Stated problem: Write each line out exactly, leaving none out.

* * * *

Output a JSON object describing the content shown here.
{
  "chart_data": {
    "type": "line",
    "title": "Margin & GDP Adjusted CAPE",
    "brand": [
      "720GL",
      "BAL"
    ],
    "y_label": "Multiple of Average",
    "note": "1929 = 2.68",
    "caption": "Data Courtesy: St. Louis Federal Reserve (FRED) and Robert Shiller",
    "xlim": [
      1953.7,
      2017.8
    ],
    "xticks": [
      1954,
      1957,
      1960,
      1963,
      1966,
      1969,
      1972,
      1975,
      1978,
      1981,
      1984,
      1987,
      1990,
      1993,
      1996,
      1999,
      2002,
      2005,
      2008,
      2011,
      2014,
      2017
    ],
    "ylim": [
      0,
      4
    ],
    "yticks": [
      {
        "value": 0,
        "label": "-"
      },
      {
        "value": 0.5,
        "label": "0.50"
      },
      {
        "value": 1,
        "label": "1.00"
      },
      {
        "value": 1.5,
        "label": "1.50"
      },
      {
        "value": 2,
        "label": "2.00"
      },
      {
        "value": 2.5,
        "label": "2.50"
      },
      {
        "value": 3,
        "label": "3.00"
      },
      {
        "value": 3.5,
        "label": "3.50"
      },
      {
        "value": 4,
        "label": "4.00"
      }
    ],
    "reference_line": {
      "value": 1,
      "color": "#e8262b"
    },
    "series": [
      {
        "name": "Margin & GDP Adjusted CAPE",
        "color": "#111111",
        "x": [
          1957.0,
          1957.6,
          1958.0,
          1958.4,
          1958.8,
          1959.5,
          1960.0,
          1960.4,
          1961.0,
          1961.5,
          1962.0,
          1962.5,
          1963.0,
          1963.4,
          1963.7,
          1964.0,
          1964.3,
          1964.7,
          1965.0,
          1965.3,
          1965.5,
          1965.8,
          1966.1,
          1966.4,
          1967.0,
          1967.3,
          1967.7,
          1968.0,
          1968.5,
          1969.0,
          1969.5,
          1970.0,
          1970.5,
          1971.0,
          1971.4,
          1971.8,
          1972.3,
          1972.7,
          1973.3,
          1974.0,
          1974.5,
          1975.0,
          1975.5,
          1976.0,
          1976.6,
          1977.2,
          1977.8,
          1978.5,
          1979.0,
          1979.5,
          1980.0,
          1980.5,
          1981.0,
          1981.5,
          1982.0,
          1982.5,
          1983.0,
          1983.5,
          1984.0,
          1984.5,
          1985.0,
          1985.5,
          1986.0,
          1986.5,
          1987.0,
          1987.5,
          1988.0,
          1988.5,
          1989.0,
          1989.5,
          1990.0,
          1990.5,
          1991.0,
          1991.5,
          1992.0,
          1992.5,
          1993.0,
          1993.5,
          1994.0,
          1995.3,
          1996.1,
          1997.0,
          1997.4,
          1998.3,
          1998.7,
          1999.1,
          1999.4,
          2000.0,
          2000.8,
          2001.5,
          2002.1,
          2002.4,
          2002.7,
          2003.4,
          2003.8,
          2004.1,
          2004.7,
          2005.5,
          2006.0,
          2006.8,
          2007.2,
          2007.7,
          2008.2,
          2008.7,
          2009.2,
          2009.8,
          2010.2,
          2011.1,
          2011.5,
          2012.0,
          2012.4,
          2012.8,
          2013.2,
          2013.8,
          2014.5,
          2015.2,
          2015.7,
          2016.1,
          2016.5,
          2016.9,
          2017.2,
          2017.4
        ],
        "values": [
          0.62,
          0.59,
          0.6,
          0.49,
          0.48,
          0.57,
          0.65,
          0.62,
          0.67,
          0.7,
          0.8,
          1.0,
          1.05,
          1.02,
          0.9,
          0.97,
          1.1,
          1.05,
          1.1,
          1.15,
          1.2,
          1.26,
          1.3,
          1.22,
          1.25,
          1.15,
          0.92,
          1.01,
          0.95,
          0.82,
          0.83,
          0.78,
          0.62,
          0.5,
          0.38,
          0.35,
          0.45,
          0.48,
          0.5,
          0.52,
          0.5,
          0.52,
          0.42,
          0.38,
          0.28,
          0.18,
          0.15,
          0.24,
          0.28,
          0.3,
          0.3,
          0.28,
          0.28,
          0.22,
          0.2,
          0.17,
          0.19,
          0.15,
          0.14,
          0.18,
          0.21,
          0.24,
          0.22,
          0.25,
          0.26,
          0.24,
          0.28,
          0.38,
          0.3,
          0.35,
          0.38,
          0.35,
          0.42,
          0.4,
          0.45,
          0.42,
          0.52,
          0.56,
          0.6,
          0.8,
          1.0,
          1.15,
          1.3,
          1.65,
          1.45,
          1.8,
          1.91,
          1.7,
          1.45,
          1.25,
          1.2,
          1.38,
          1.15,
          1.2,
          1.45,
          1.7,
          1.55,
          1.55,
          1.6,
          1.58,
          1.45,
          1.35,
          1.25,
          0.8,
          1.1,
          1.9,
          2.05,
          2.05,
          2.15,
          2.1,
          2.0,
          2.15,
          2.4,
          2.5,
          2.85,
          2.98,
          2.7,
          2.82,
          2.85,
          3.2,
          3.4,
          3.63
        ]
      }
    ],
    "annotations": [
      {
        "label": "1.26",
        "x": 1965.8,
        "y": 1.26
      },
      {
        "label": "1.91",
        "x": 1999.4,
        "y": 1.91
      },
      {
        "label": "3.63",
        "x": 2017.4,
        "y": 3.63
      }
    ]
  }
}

* * * *

Written answer:
Output a JSON object describing the content shown here.
{
  "chart_data": {
    "type": "line",
    "title": "Margin & GDP Adjusted CAPE",
    "brand": [
      "720GL",
      "BAL"
    ],
    "y_label": "Multiple of Average",
    "note": "1929 = 2.68",
    "caption": "Data Courtesy: St. Louis Federal Reserve (FRED) and Robert Shiller",
    "xlim": [
      1953.7,
      2017.8
    ],
    "xticks": [
      1954,
      1957,
      1960,
      1963,
      1966,
      1969,
      1972,
      1975,
      1978,
      1981,
      1984,
      1987,
      1990,
      1993,
      1996,
      1999,
      2002,
      2005,
      2008,
      2011,
      2014,
      2017
    ],
    "ylim": [
      0,
      4
    ],
    "yticks": [
      {
        "value": 0,
        "label": "-"
      },
      {
        "value": 0.5,
        "label": "0.50"
      },
      {
        "value": 1,
        "label": "1.00"
      },
      {
        "value": 1.5,
        "label": "1.50"
      },
      {
        "value": 2,
        "label": "2.00"
      },
      {
        "value": 2.5,
        "label": "2.50"
      },
      {
        "value": 3,
        "label": "3.00"
      },
      {
        "value": 3.5,
        "label": "3.50"
      },
      {
        "value": 4,
        "label": "4.00"
      }
    ],
    "reference_line": {
      "value": 1,
      "color": "#e8262b"
    },
    "series": [
      {
        "name": "Margin & GDP Adjusted CAPE",
        "color": "#111111",
        "x": [
          1957.0,
          1957.6,
          1958.0,
          1958.4,
          1958.8,
          1959.5,
          1960.0,
          1960.4,
          1961.0,
          1961.5,
          1962.0,
          1962.5,
          1963.0,
          1963.4,
          1963.7,
          1964.0,
          1964.3,
          1964.7,
          1965.0,
          1965.3,
          1965.5,
          1965.8,
          1966.1,
          1966.4,
          1967.0,
          1967.3,
          1967.7,
          1968.0,
          1968.5,
          1969.0,
          1969.5,
          1970.0,
          1970.5,
          1971.0,
          1971.4,
          1971.8,
          1972.3,
          1972.7,
          1973.3,
          1974.0,
          1974.5,
          1975.0,
          1975.5,
          1976.0,
          1976.6,
          1977.2,
          1977.8,
          1978.5,
          1979.0,
          1979.5,
          1980.0,
          1980.5,
          1981.0,
          1981.5,
          1982.0,
          1982.5,
          1983.0,
          1983.5,
          1984.0,
          1984.5,
          1985.0,
          1985.5,
          1986.0,
          1986.5,
          1987.0,
          1987.5,
          1988.0,
          1988.5,
          1989.0,
          1989.5,
          1990.0,
          1990.5,
          1991.0,
          1991.5,
          1992.0,
          1992.5,
          1993.0,
          1993.5,
          1994.0,
          1995.3,
          1996.1,
          1997.0,
          1997.4,
          1998.3,
          1998.7,
          1999.1,
          1999.4,
          2000.0,
          2000.8,
          2001.5,
          2002.1,
          2002.4,
          2002.7,
          2003.4,
          2003.8,
          2004.1,
          2004.7,
          2005.5,
          2006.0,
          2006.8,
          2007.2,
          2007.7,
          2008.2,
          2008.7,
          2009.2,
          2009.8,
          2010.2,
          2011.1,
          2011.5,
          2012.0,
          2012.4,
          2012.8,
          2013.2,
          2013.8,
          2014.5,
          2015.2,
          2015.7,
          2016.1,
          2016.5,
          2016.9,
          2017.2,
          2017.4
        ],
        "values": [
          0.62,
          0.59,
          0.6,
          0.49,
          0.48,
          0.57,
          0.65,
          0.62,
          0.67,
          0.7,
          0.8,
          1.0,
          1.05,
          1.02,
          0.9,
          0.97,
          1.1,
          1.05,
          1.1,
          1.15,
          1.2,
          1.26,
          1.3,
          1.22,
          1.25,
          1.15,
          0.92,
          1.01,
          0.95,
          0.82,
          0.83,
          0.78,
          0.62,
          0.5,
          0.38,
          0.35,
          0.45,
          0.48,
          0.5,
          0.52,
          0.5,
          0.52,
          0.42,
          0.38,
          0.28,
          0.18,
          0.15,
          0.24,
          0.28,
          0.3,
          0.3,
          0.28,
          0.28,
          0.22,
          0.2,
          0.17,
          0.19,
          0.15,
          0.14,
          0.18,
          0.21,
          0.24,
          0.22,
          0.25,
          0.26,
          0.24,
          0.28,
          0.38,
          0.3,
          0.35,
          0.38,
          0.35,
          0.42,
          0.4,
          0.45,
          0.42,
          0.52,
          0.56,
          0.6,
          0.8,
          1.0,
          1.15,
          1.3,
          1.65,
          1.45,
          1.8,
          1.91,
          1.7,
          1.45,
          1.25,
          1.2,
          1.38,
          1.15,
          1.2,
          1.45,
          1.7,
          1.55,
          1.55,
          1.6,
          1.58,
          1.45,
          1.35,
          1.25,
          0.8,
          1.1,
          1.9,
          2.05,
          2.05,
          2.15,
          2.1,
          2.0,
          2.15,
          2.4,
          2.5,
          2.85,
          2.98,
          2.7,
          2.82,
          2.85,
          3.2,
          3.4,
          3.63
        ]
      }
    ],
    "annotations": [
      {
        "label": "1.26",
        "x": 1965.8,
        "y": 1.26
      },
      {
        "label": "1.91",
        "x": 1999.4,
        "y": 1.91
      },
      {
        "label": "3.63",
        "x": 2017.4,
        "y": 3.63
      }
    ]
  }
}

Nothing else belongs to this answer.